■ **Job**
Set down all of the entries word for word, omitting the images they contain.

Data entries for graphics
........
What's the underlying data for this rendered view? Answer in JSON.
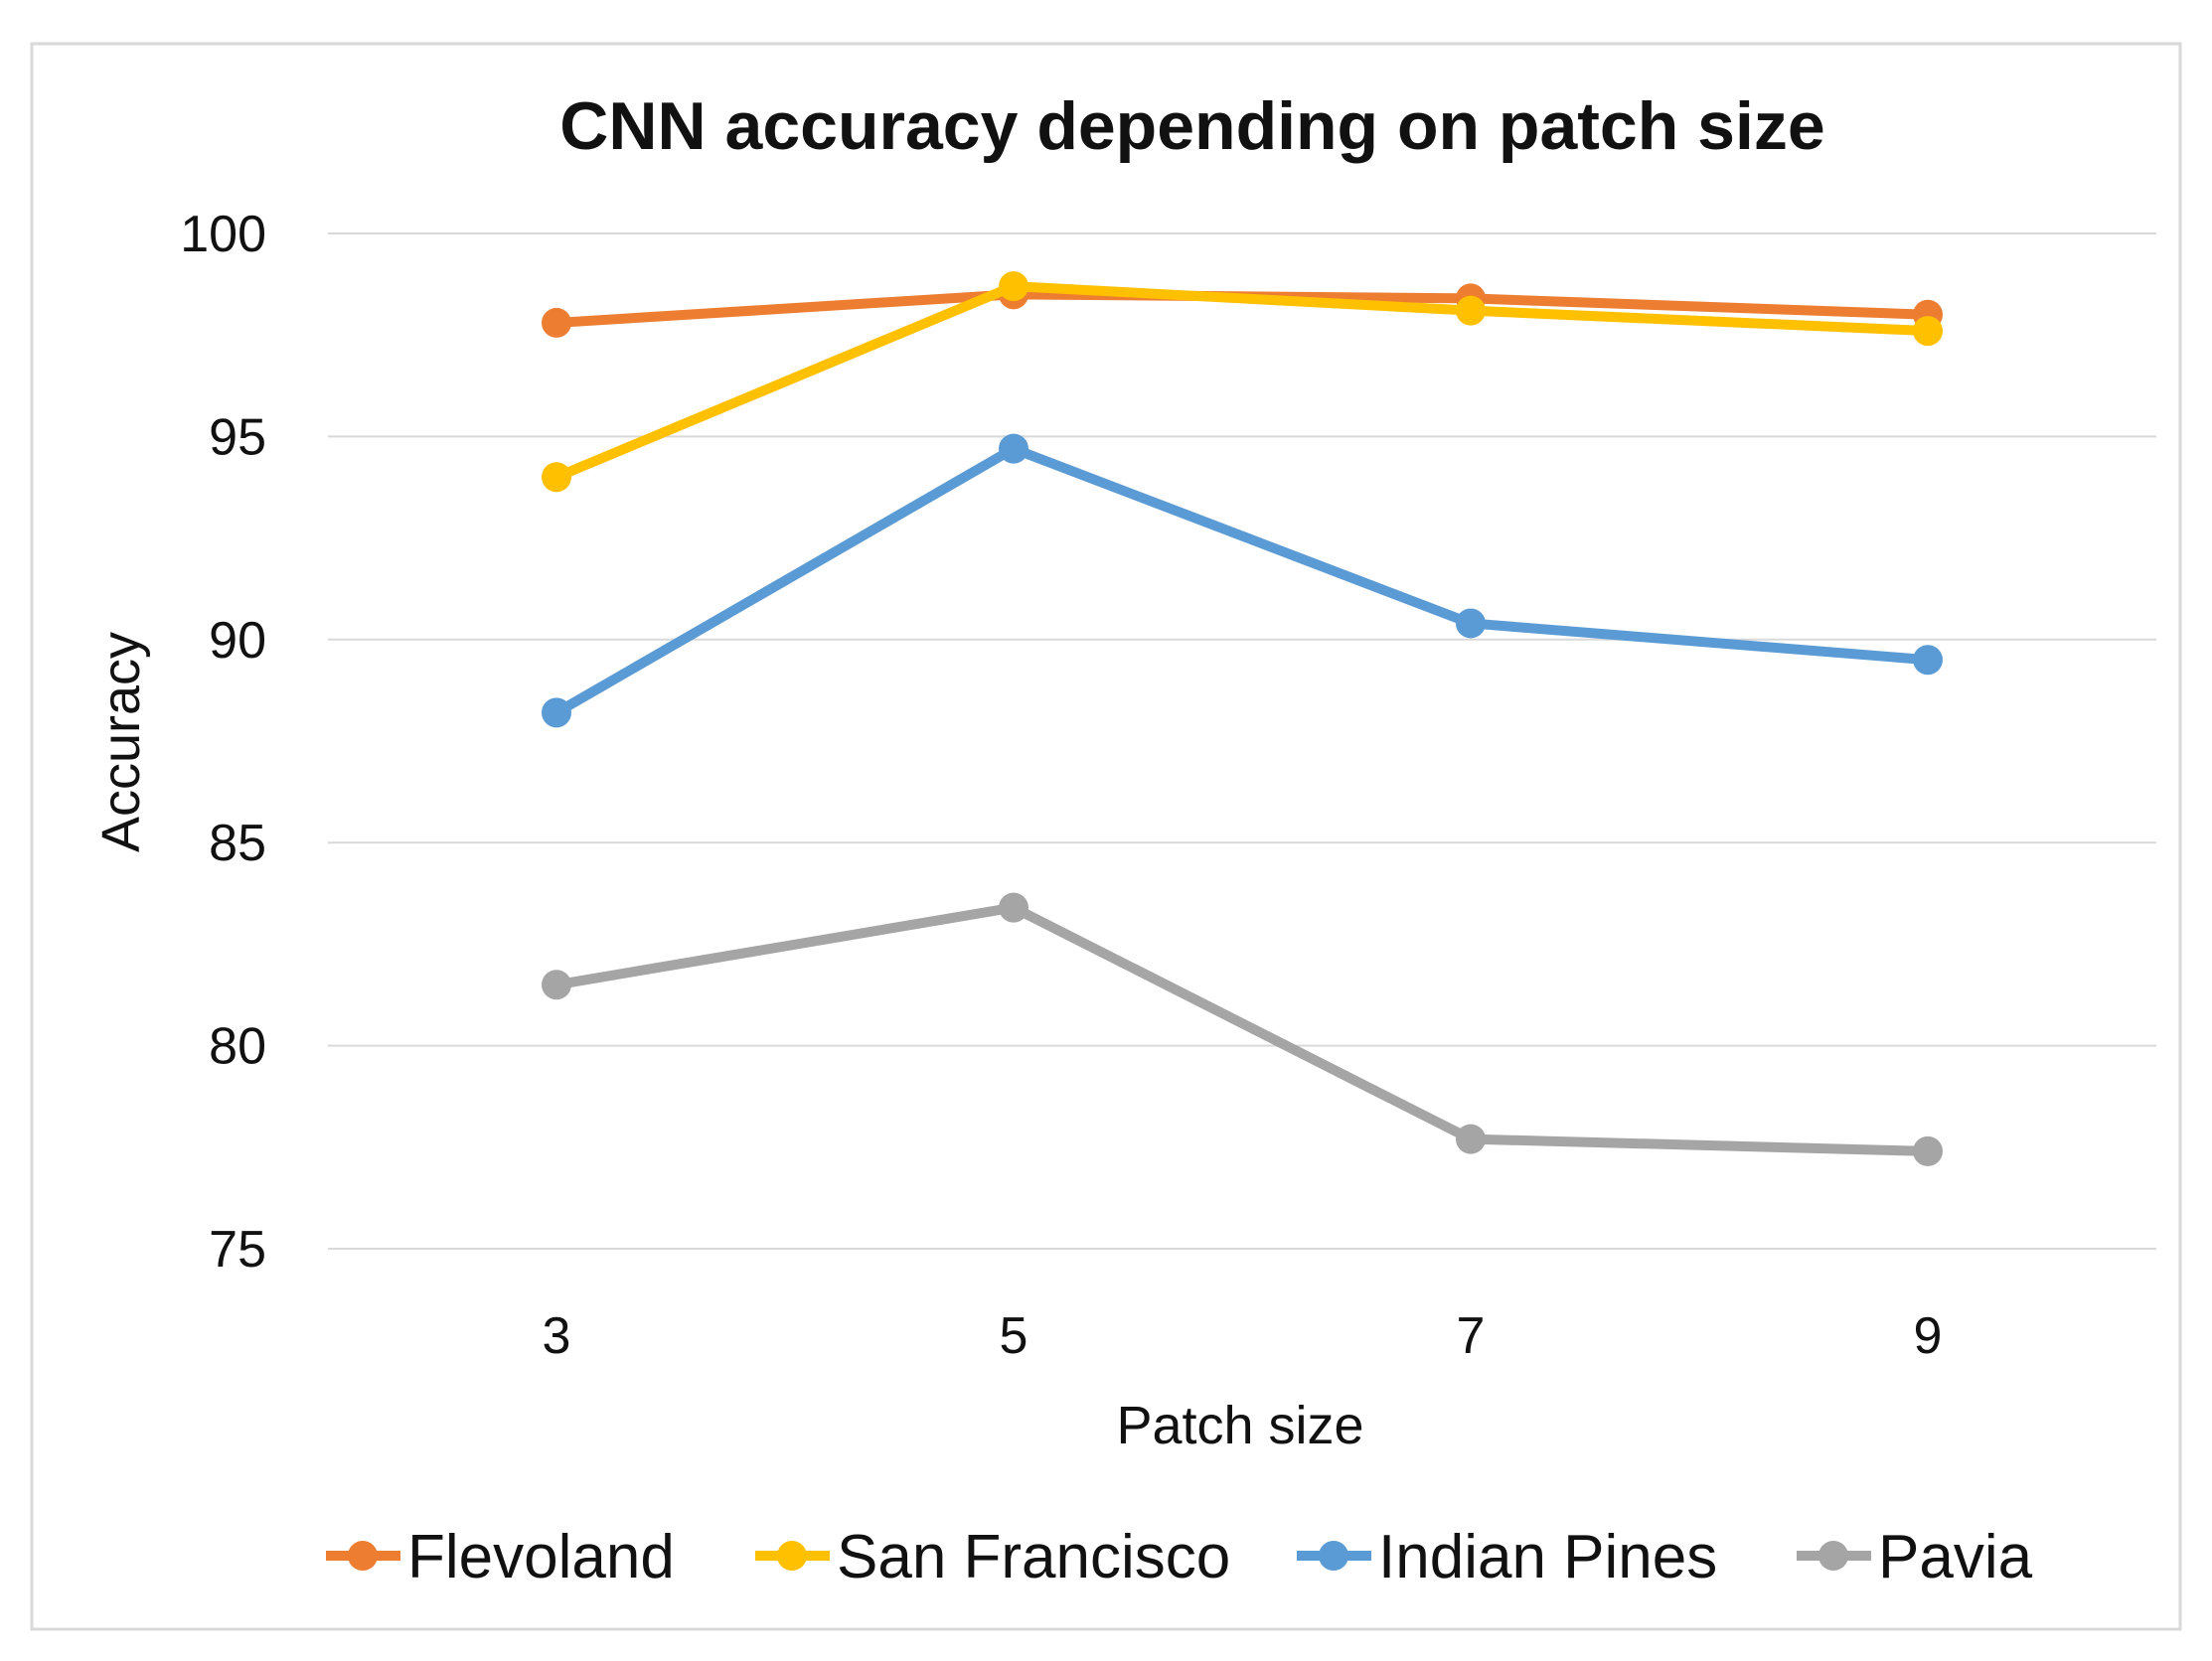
{
  "chart_data": {
    "type": "line",
    "title": "CNN accuracy depending on patch size",
    "xlabel": "Patch size",
    "ylabel": "Accuracy",
    "categories": [
      "3",
      "5",
      "7",
      "9"
    ],
    "ylim": [
      75,
      100
    ],
    "yticks": [
      75,
      80,
      85,
      90,
      95,
      100
    ],
    "grid": true,
    "legend_position": "bottom",
    "series": [
      {
        "name": "Flevoland",
        "color": "#ED7D31",
        "values": [
          97.8,
          98.5,
          98.4,
          98.0
        ]
      },
      {
        "name": "San Francisco",
        "color": "#FFC000",
        "values": [
          94.0,
          98.7,
          98.1,
          97.6
        ]
      },
      {
        "name": "Indian Pines",
        "color": "#5B9BD5",
        "values": [
          88.2,
          94.7,
          90.4,
          89.5
        ]
      },
      {
        "name": "Pavia",
        "color": "#A5A5A5",
        "values": [
          81.5,
          83.4,
          77.7,
          77.4
        ]
      }
    ]
  }
}
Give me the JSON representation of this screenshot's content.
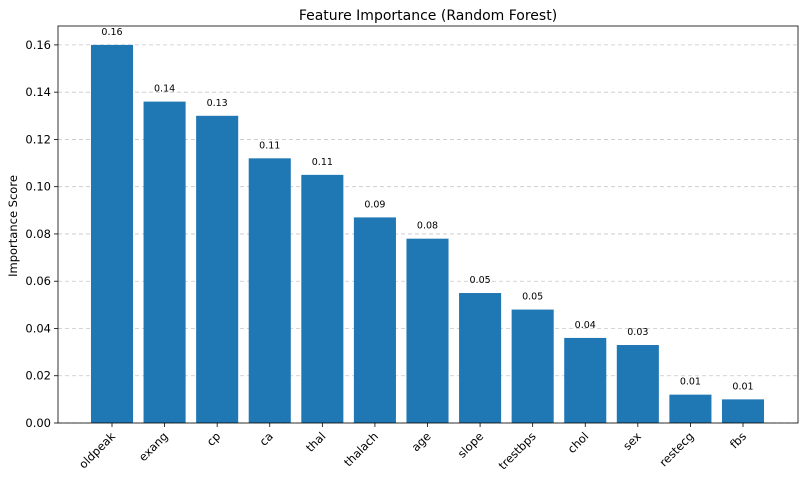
{
  "chart_data": {
    "type": "bar",
    "title": "Feature Importance (Random Forest)",
    "xlabel": "",
    "ylabel": "Importance Score",
    "categories": [
      "oldpeak",
      "exang",
      "cp",
      "ca",
      "thal",
      "thalach",
      "age",
      "slope",
      "trestbps",
      "chol",
      "sex",
      "restecg",
      "fbs"
    ],
    "values": [
      0.16,
      0.136,
      0.13,
      0.112,
      0.105,
      0.087,
      0.078,
      0.055,
      0.048,
      0.036,
      0.033,
      0.012,
      0.01
    ],
    "data_labels": [
      "0.16",
      "0.14",
      "0.13",
      "0.11",
      "0.11",
      "0.09",
      "0.08",
      "0.05",
      "0.05",
      "0.04",
      "0.03",
      "0.01",
      "0.01"
    ],
    "yticks": [
      "0.00",
      "0.02",
      "0.04",
      "0.06",
      "0.08",
      "0.10",
      "0.12",
      "0.14",
      "0.16"
    ],
    "ylim": [
      0,
      0.168
    ],
    "grid": "y",
    "bar_color": "#1f77b4"
  }
}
........
■ **Complete response**
What's the underlying data for this rendered view? Answer in JSON.
{
  "chart_data": {
    "type": "line",
    "title": "CNN accuracy depending on patch size",
    "xlabel": "Patch size",
    "ylabel": "Accuracy",
    "categories": [
      "3",
      "5",
      "7",
      "9"
    ],
    "ylim": [
      75,
      100
    ],
    "yticks": [
      75,
      80,
      85,
      90,
      95,
      100
    ],
    "grid": true,
    "legend_position": "bottom",
    "series": [
      {
        "name": "Flevoland",
        "color": "#ED7D31",
        "values": [
          97.8,
          98.5,
          98.4,
          98.0
        ]
      },
      {
        "name": "San Francisco",
        "color": "#FFC000",
        "values": [
          94.0,
          98.7,
          98.1,
          97.6
        ]
      },
      {
        "name": "Indian Pines",
        "color": "#5B9BD5",
        "values": [
          88.2,
          94.7,
          90.4,
          89.5
        ]
      },
      {
        "name": "Pavia",
        "color": "#A5A5A5",
        "values": [
          81.5,
          83.4,
          77.7,
          77.4
        ]
      }
    ]
  }
}
Give me the JSON representation of this screenshot's content.
{
  "chart_data": {
    "type": "bar",
    "title": "Feature Importance (Random Forest)",
    "xlabel": "",
    "ylabel": "Importance Score",
    "categories": [
      "oldpeak",
      "exang",
      "cp",
      "ca",
      "thal",
      "thalach",
      "age",
      "slope",
      "trestbps",
      "chol",
      "sex",
      "restecg",
      "fbs"
    ],
    "values": [
      0.16,
      0.136,
      0.13,
      0.112,
      0.105,
      0.087,
      0.078,
      0.055,
      0.048,
      0.036,
      0.033,
      0.012,
      0.01
    ],
    "data_labels": [
      "0.16",
      "0.14",
      "0.13",
      "0.11",
      "0.11",
      "0.09",
      "0.08",
      "0.05",
      "0.05",
      "0.04",
      "0.03",
      "0.01",
      "0.01"
    ],
    "yticks": [
      "0.00",
      "0.02",
      "0.04",
      "0.06",
      "0.08",
      "0.10",
      "0.12",
      "0.14",
      "0.16"
    ],
    "ylim": [
      0,
      0.168
    ],
    "grid": "y",
    "bar_color": "#1f77b4"
  }
}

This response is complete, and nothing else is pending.